TRECHO CITADO:
O Tribunal de Justiça de Mato Grosso (TJMT) vive um ano de profunda transformação em sua composição. Após as mudanças iniciadas em janeiro, o Pleno se prepara para uma nova sequência de aposentadorias compulsórias que alterará a dinâmica de votação e o perfil da Corte até o final de julho. O destaque imediato é a saída da desembargadora Maria Erotides Kneip, que atinge a idade limite de 75 anos em junho.
A Sucessão por Merecimento A vaga deixada por Maria Erotides será preenchida pelo critério de merecimento. Diferente da antiguidade, este modelo exige que o Pleno avalie critérios objetivos de produtividade, presteza no exercício da jurisdição e aperfeiçoamento técnico dos juízes de primeira instância que buscam a promoção. A lista será mista, permitindo a concorrência direta entre magistrados de ambos os sexos.
Trajetória e Legado Natural de Minas Gerais, Maria Erotides construiu uma carreira sólida desde 1985, percorrendo Mato Grosso de ponta a ponta. Sua atuação em comarcas do interior foi fundamental para sua ascensão:
- Interior e Fronteira: Atuou em comarcas como Alto Araguaia, Alto Garças, Jaciara e Rondonópolis, consolidando um perfil de conhecimento profundo das demandas regionais.
- Cuiabá e Várzea Grande: Antes de chegar ao Pleno em 2011, passou por varas criminais estratégicas na região metropolitana.

DADOS EM ANÁLISE:
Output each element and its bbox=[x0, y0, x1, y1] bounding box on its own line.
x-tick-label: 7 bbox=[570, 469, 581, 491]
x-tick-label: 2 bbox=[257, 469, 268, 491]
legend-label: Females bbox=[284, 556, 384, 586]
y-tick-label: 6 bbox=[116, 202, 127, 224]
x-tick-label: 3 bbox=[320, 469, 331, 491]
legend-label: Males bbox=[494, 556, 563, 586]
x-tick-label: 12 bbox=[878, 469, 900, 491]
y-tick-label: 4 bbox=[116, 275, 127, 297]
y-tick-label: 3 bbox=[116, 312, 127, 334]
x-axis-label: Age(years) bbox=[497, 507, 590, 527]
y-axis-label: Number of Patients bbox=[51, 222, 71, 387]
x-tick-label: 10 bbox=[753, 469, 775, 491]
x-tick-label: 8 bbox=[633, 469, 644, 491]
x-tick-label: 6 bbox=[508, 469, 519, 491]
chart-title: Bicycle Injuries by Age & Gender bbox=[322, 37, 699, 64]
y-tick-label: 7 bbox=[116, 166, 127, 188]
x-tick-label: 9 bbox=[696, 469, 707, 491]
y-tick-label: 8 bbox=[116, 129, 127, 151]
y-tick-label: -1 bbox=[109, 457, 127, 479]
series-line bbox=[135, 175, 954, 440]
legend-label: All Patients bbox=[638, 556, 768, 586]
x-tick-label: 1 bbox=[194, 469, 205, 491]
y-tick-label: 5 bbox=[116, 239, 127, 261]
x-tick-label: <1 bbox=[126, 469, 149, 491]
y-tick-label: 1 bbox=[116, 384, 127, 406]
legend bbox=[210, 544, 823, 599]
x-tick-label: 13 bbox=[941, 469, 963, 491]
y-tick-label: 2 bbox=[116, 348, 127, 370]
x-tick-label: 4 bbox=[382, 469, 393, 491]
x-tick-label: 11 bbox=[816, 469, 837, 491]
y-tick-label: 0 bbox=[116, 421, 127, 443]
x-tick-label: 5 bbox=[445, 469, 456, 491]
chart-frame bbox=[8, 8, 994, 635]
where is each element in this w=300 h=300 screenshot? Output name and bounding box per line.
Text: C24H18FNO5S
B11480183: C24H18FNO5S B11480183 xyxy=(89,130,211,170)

LISTA DE ATIVIDADES:
a - Segundo o texto sobre o Tribunal de Justiça de Mato Grosso, por qual critério será preenchida a vaga deixada por Maria Erotides Kneip?
b - Retome o texto sobre o Tribunal de Justiça de Mato Grosso a partir do ponto em que ele para e dê continuidade a ele.

RESPOSTAS ESPERADAS:
a - Pelo critério de merecimento.

b -
- Institucional: Foi membro do Órgão Especial no biênio 2023/2024, participando de decisões administrativas vitais para o funcionamento do Judiciário estadual.
O Julho das Mudanças Após a saída de Maria Erotides, o mês de julho trará outras duas baixas por idade limite:
- Juvenal Pereira da Silva: Aposenta-se em 16 de julho. Sua vaga será preenchida pelo critério de antiguidade, onde o juiz de primeira instância com mais tempo de carreira assume o posto, salvo se houver recusa pelo Pleno.
- Sérgio Valério: Recém-chegado à Corte, se aposenta em 27 de julho. Seguindo as novas diretrizes de paridade de gênero, sua vaga será preenchida por uma mulher, em lista exclusivamente feminina pelo critério de merecimento.
Esta renovação em massa no primeiro semestre de 2026 é vista como uma oportunidade de oxigenação para o Tribunal, trazendo novos olhares para as Câmaras Cíveis e Criminais em um momento de grandes desafios jurídicos no estado.